__What you need to do__
Set down each record below precisely, skipping the pictures.
** Start of Task data **
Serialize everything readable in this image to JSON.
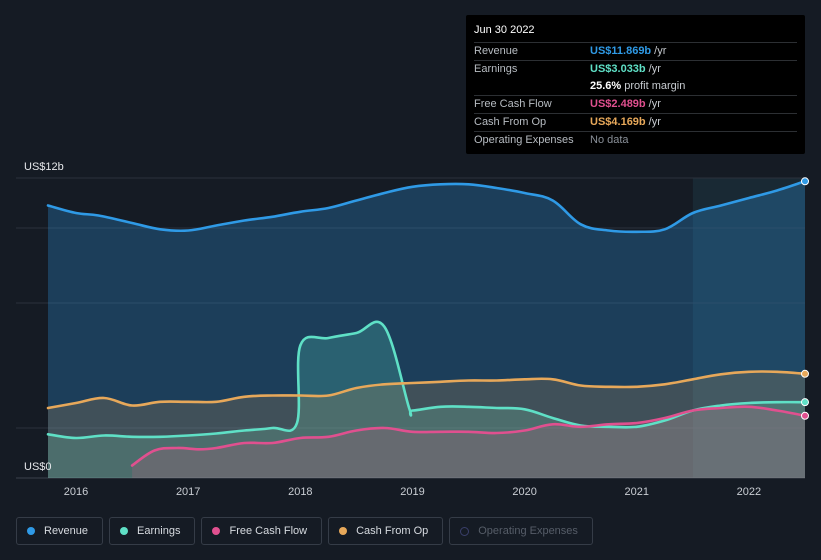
{
  "tooltip": {
    "date": "Jun 30 2022",
    "rows": [
      {
        "label": "Revenue",
        "value": "US$11.869b",
        "unit": "/yr",
        "color": "#2f9ae6"
      },
      {
        "label": "Earnings",
        "value": "US$3.033b",
        "unit": "/yr",
        "color": "#5fe0c6"
      },
      {
        "label": "",
        "value": "25.6%",
        "unit": "profit margin",
        "color": "#ffffff"
      },
      {
        "label": "Free Cash Flow",
        "value": "US$2.489b",
        "unit": "/yr",
        "color": "#e0508f"
      },
      {
        "label": "Cash From Op",
        "value": "US$4.169b",
        "unit": "/yr",
        "color": "#e7a85a"
      },
      {
        "label": "Operating Expenses",
        "value": "No data",
        "unit": "",
        "color": "#8a9099"
      }
    ]
  },
  "legend": [
    {
      "label": "Revenue",
      "color": "#2f9ae6",
      "enabled": true
    },
    {
      "label": "Earnings",
      "color": "#5fe0c6",
      "enabled": true
    },
    {
      "label": "Free Cash Flow",
      "color": "#e0508f",
      "enabled": true
    },
    {
      "label": "Cash From Op",
      "color": "#e7a85a",
      "enabled": true
    },
    {
      "label": "Operating Expenses",
      "color": "#3a3f6b",
      "enabled": false
    }
  ],
  "chart_data": {
    "type": "area",
    "title": "",
    "y_top_label": "US$12b",
    "y_bottom_label": "US$0",
    "ylim": [
      0,
      12
    ],
    "xlim": [
      2015.75,
      2022.5
    ],
    "x_ticks": [
      2016,
      2017,
      2018,
      2019,
      2020,
      2021,
      2022
    ],
    "x_tick_labels": [
      "2016",
      "2017",
      "2018",
      "2019",
      "2020",
      "2021",
      "2022"
    ],
    "highlight_from": 2021.5,
    "series": [
      {
        "name": "Revenue",
        "color": "#2f9ae6",
        "x": [
          2015.75,
          2016.0,
          2016.2,
          2016.5,
          2016.75,
          2017.0,
          2017.25,
          2017.5,
          2017.75,
          2018.0,
          2018.25,
          2018.5,
          2018.75,
          2019.0,
          2019.25,
          2019.5,
          2019.75,
          2020.0,
          2020.25,
          2020.5,
          2020.75,
          2021.0,
          2021.25,
          2021.5,
          2021.75,
          2022.0,
          2022.25,
          2022.5
        ],
        "y": [
          10.9,
          10.6,
          10.5,
          10.2,
          9.95,
          9.9,
          10.1,
          10.3,
          10.45,
          10.65,
          10.8,
          11.1,
          11.4,
          11.65,
          11.75,
          11.75,
          11.6,
          11.4,
          11.1,
          10.15,
          9.9,
          9.85,
          9.95,
          10.6,
          10.9,
          11.2,
          11.5,
          11.869
        ]
      },
      {
        "name": "Earnings",
        "color": "#5fe0c6",
        "x": [
          2015.75,
          2016.0,
          2016.25,
          2016.5,
          2016.75,
          2017.0,
          2017.25,
          2017.5,
          2017.75,
          2017.97,
          2018.0,
          2018.25,
          2018.5,
          2018.75,
          2018.97,
          2019.0,
          2019.25,
          2019.5,
          2019.75,
          2020.0,
          2020.25,
          2020.5,
          2020.75,
          2021.0,
          2021.25,
          2021.5,
          2021.75,
          2022.0,
          2022.25,
          2022.5
        ],
        "y": [
          1.75,
          1.6,
          1.7,
          1.65,
          1.65,
          1.7,
          1.78,
          1.9,
          2.0,
          2.2,
          5.3,
          5.6,
          5.8,
          6.05,
          2.8,
          2.7,
          2.85,
          2.85,
          2.8,
          2.75,
          2.4,
          2.1,
          2.05,
          2.05,
          2.3,
          2.7,
          2.9,
          3.0,
          3.033,
          3.033
        ]
      },
      {
        "name": "Free Cash Flow",
        "color": "#e0508f",
        "x": [
          2016.5,
          2016.7,
          2016.9,
          2017.1,
          2017.25,
          2017.5,
          2017.75,
          2018.0,
          2018.25,
          2018.5,
          2018.75,
          2019.0,
          2019.25,
          2019.5,
          2019.75,
          2020.0,
          2020.25,
          2020.5,
          2020.75,
          2021.0,
          2021.25,
          2021.5,
          2021.75,
          2022.0,
          2022.25,
          2022.5
        ],
        "y": [
          0.5,
          1.1,
          1.2,
          1.15,
          1.2,
          1.4,
          1.4,
          1.6,
          1.65,
          1.9,
          2.0,
          1.85,
          1.85,
          1.85,
          1.8,
          1.9,
          2.15,
          2.05,
          2.15,
          2.2,
          2.4,
          2.7,
          2.8,
          2.85,
          2.7,
          2.489
        ]
      },
      {
        "name": "Cash From Op",
        "color": "#e7a85a",
        "x": [
          2015.75,
          2016.0,
          2016.25,
          2016.5,
          2016.75,
          2017.0,
          2017.25,
          2017.5,
          2017.75,
          2018.0,
          2018.25,
          2018.5,
          2018.75,
          2019.0,
          2019.25,
          2019.5,
          2019.75,
          2020.0,
          2020.25,
          2020.5,
          2020.75,
          2021.0,
          2021.25,
          2021.5,
          2021.75,
          2022.0,
          2022.25,
          2022.5
        ],
        "y": [
          2.8,
          3.0,
          3.2,
          2.9,
          3.05,
          3.05,
          3.05,
          3.25,
          3.3,
          3.3,
          3.3,
          3.6,
          3.75,
          3.8,
          3.85,
          3.9,
          3.9,
          3.95,
          3.95,
          3.7,
          3.65,
          3.65,
          3.75,
          3.95,
          4.15,
          4.25,
          4.25,
          4.169
        ]
      }
    ]
  }
}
** End of Task data **
__Result__
Serialize everything readable in this image to JSON.
{
  "tooltip": {
    "date": "Jun 30 2022",
    "rows": [
      {
        "label": "Revenue",
        "value": "US$11.869b",
        "unit": "/yr",
        "color": "#2f9ae6"
      },
      {
        "label": "Earnings",
        "value": "US$3.033b",
        "unit": "/yr",
        "color": "#5fe0c6"
      },
      {
        "label": "",
        "value": "25.6%",
        "unit": "profit margin",
        "color": "#ffffff"
      },
      {
        "label": "Free Cash Flow",
        "value": "US$2.489b",
        "unit": "/yr",
        "color": "#e0508f"
      },
      {
        "label": "Cash From Op",
        "value": "US$4.169b",
        "unit": "/yr",
        "color": "#e7a85a"
      },
      {
        "label": "Operating Expenses",
        "value": "No data",
        "unit": "",
        "color": "#8a9099"
      }
    ]
  },
  "legend": [
    {
      "label": "Revenue",
      "color": "#2f9ae6",
      "enabled": true
    },
    {
      "label": "Earnings",
      "color": "#5fe0c6",
      "enabled": true
    },
    {
      "label": "Free Cash Flow",
      "color": "#e0508f",
      "enabled": true
    },
    {
      "label": "Cash From Op",
      "color": "#e7a85a",
      "enabled": true
    },
    {
      "label": "Operating Expenses",
      "color": "#3a3f6b",
      "enabled": false
    }
  ],
  "chart_data": {
    "type": "area",
    "title": "",
    "y_top_label": "US$12b",
    "y_bottom_label": "US$0",
    "ylim": [
      0,
      12
    ],
    "xlim": [
      2015.75,
      2022.5
    ],
    "x_ticks": [
      2016,
      2017,
      2018,
      2019,
      2020,
      2021,
      2022
    ],
    "x_tick_labels": [
      "2016",
      "2017",
      "2018",
      "2019",
      "2020",
      "2021",
      "2022"
    ],
    "highlight_from": 2021.5,
    "series": [
      {
        "name": "Revenue",
        "color": "#2f9ae6",
        "x": [
          2015.75,
          2016.0,
          2016.2,
          2016.5,
          2016.75,
          2017.0,
          2017.25,
          2017.5,
          2017.75,
          2018.0,
          2018.25,
          2018.5,
          2018.75,
          2019.0,
          2019.25,
          2019.5,
          2019.75,
          2020.0,
          2020.25,
          2020.5,
          2020.75,
          2021.0,
          2021.25,
          2021.5,
          2021.75,
          2022.0,
          2022.25,
          2022.5
        ],
        "y": [
          10.9,
          10.6,
          10.5,
          10.2,
          9.95,
          9.9,
          10.1,
          10.3,
          10.45,
          10.65,
          10.8,
          11.1,
          11.4,
          11.65,
          11.75,
          11.75,
          11.6,
          11.4,
          11.1,
          10.15,
          9.9,
          9.85,
          9.95,
          10.6,
          10.9,
          11.2,
          11.5,
          11.869
        ]
      },
      {
        "name": "Earnings",
        "color": "#5fe0c6",
        "x": [
          2015.75,
          2016.0,
          2016.25,
          2016.5,
          2016.75,
          2017.0,
          2017.25,
          2017.5,
          2017.75,
          2017.97,
          2018.0,
          2018.25,
          2018.5,
          2018.75,
          2018.97,
          2019.0,
          2019.25,
          2019.5,
          2019.75,
          2020.0,
          2020.25,
          2020.5,
          2020.75,
          2021.0,
          2021.25,
          2021.5,
          2021.75,
          2022.0,
          2022.25,
          2022.5
        ],
        "y": [
          1.75,
          1.6,
          1.7,
          1.65,
          1.65,
          1.7,
          1.78,
          1.9,
          2.0,
          2.2,
          5.3,
          5.6,
          5.8,
          6.05,
          2.8,
          2.7,
          2.85,
          2.85,
          2.8,
          2.75,
          2.4,
          2.1,
          2.05,
          2.05,
          2.3,
          2.7,
          2.9,
          3.0,
          3.033,
          3.033
        ]
      },
      {
        "name": "Free Cash Flow",
        "color": "#e0508f",
        "x": [
          2016.5,
          2016.7,
          2016.9,
          2017.1,
          2017.25,
          2017.5,
          2017.75,
          2018.0,
          2018.25,
          2018.5,
          2018.75,
          2019.0,
          2019.25,
          2019.5,
          2019.75,
          2020.0,
          2020.25,
          2020.5,
          2020.75,
          2021.0,
          2021.25,
          2021.5,
          2021.75,
          2022.0,
          2022.25,
          2022.5
        ],
        "y": [
          0.5,
          1.1,
          1.2,
          1.15,
          1.2,
          1.4,
          1.4,
          1.6,
          1.65,
          1.9,
          2.0,
          1.85,
          1.85,
          1.85,
          1.8,
          1.9,
          2.15,
          2.05,
          2.15,
          2.2,
          2.4,
          2.7,
          2.8,
          2.85,
          2.7,
          2.489
        ]
      },
      {
        "name": "Cash From Op",
        "color": "#e7a85a",
        "x": [
          2015.75,
          2016.0,
          2016.25,
          2016.5,
          2016.75,
          2017.0,
          2017.25,
          2017.5,
          2017.75,
          2018.0,
          2018.25,
          2018.5,
          2018.75,
          2019.0,
          2019.25,
          2019.5,
          2019.75,
          2020.0,
          2020.25,
          2020.5,
          2020.75,
          2021.0,
          2021.25,
          2021.5,
          2021.75,
          2022.0,
          2022.25,
          2022.5
        ],
        "y": [
          2.8,
          3.0,
          3.2,
          2.9,
          3.05,
          3.05,
          3.05,
          3.25,
          3.3,
          3.3,
          3.3,
          3.6,
          3.75,
          3.8,
          3.85,
          3.9,
          3.9,
          3.95,
          3.95,
          3.7,
          3.65,
          3.65,
          3.75,
          3.95,
          4.15,
          4.25,
          4.25,
          4.169
        ]
      }
    ]
  }
}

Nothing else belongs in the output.